Saved entries:
——————————
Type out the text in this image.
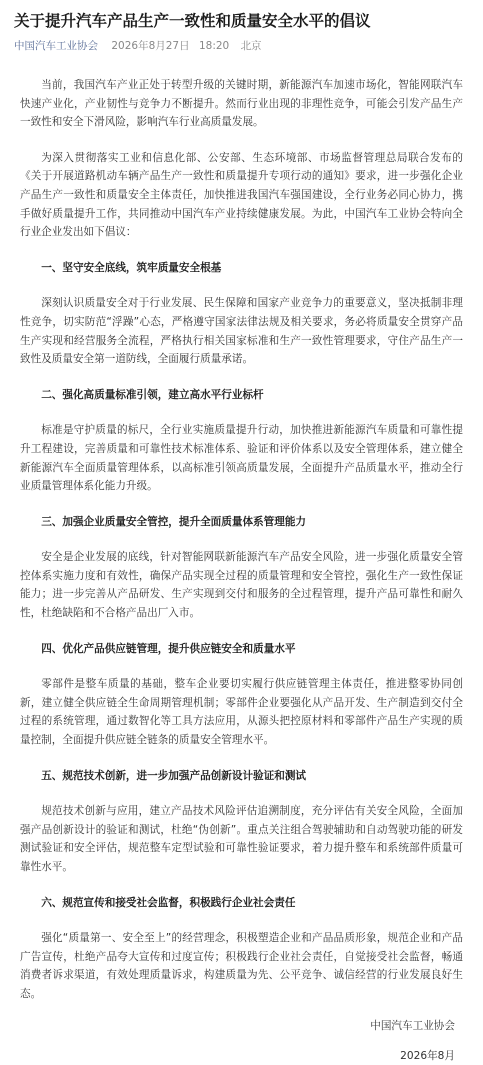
关于提升汽车产品生产一致性和质量安全水平的倡议
中国汽车工业协会 2026年8月27日 18:20 北京

当前，我国汽车产业正处于转型升级的关键时期，新能源汽车加速市场化，智能网联汽车快速产业化，产业韧性与竞争力不断提升。然而行业出现的非理性竞争，可能会引发产品生产一致性和安全下滑风险，影响汽车行业高质量发展。

为深入贯彻落实工业和信息化部、公安部、生态环境部、市场监督管理总局联合发布的《关于开展道路机动车辆产品生产一致性和质量提升专项行动的通知》要求，进一步强化企业产品生产一致性和质量安全主体责任，加快推进我国汽车强国建设，全行业务必同心协力，携手做好质量提升工作，共同推动中国汽车产业持续健康发展。为此，中国汽车工业协会特向全行业企业发出如下倡议：

一、坚守安全底线，筑牢质量安全根基

深刻认识质量安全对于行业发展、民生保障和国家产业竞争力的重要意义，坚决抵制非理性竞争，切实防范“浮躁”心态，严格遵守国家法律法规及相关要求，务必将质量安全贯穿产品生产实现和经营服务全流程，严格执行相关国家标准和生产一致性管理要求，守住产品生产一致性及质量安全第一道防线，全面履行质量承诺。

二、强化高质量标准引领，建立高水平行业标杆

标准是守护质量的标尺，全行业实施质量提升行动，加快推进新能源汽车质量和可靠性提升工程建设，完善质量和可靠性技术标准体系、验证和评价体系以及安全管理体系，建立健全新能源汽车全面质量管理体系，以高标准引领高质量发展，全面提升产品质量水平，推动全行业质量管理体系化能力升级。

三、加强企业质量安全管控，提升全面质量体系管理能力

安全是企业发展的底线，针对智能网联新能源汽车产品安全风险，进一步强化质量安全管控体系实施力度和有效性，确保产品实现全过程的质量管理和安全管控，强化生产一致性保证能力；进一步完善从产品研发、生产实现到交付和服务的全过程管理，提升产品可靠性和耐久性，杜绝缺陷和不合格产品出厂入市。

四、优化产品供应链管理，提升供应链安全和质量水平

零部件是整车质量的基础，整车企业要切实履行供应链管理主体责任，推进整零协同创新，建立健全供应链全生命周期管理机制；零部件企业要强化从产品开发、生产制造到交付全过程的系统管理，通过数智化等工具方法应用，从源头把控原材料和零部件产品生产实现的质量控制，全面提升供应链全链条的质量安全管理水平。

五、规范技术创新，进一步加强产品创新设计验证和测试

规范技术创新与应用，建立产品技术风险评估追溯制度，充分评估有关安全风险，全面加强产品创新设计的验证和测试，杜绝“伪创新”。重点关注组合驾驶辅助和自动驾驶功能的研发测试验证和安全评估，规范整车定型试验和可靠性验证要求，着力提升整车和系统部件质量可靠性水平。

六、规范宣传和接受社会监督，积极践行企业社会责任

强化“质量第一、安全至上”的经营理念，积极塑造企业和产品品质形象，规范企业和产品广告宣传，杜绝产品夸大宣传和过度宣传；积极践行企业社会责任，自觉接受社会监督，畅通消费者诉求渠道，有效处理质量诉求，构建质量为先、公平竞争、诚信经营的行业发展良好生态。

中国汽车工业协会

2026年8月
——————————
Set task:
Give the number of lines above that hold the word "积极践行企业社会责任", and nothing more.

Task answer:
2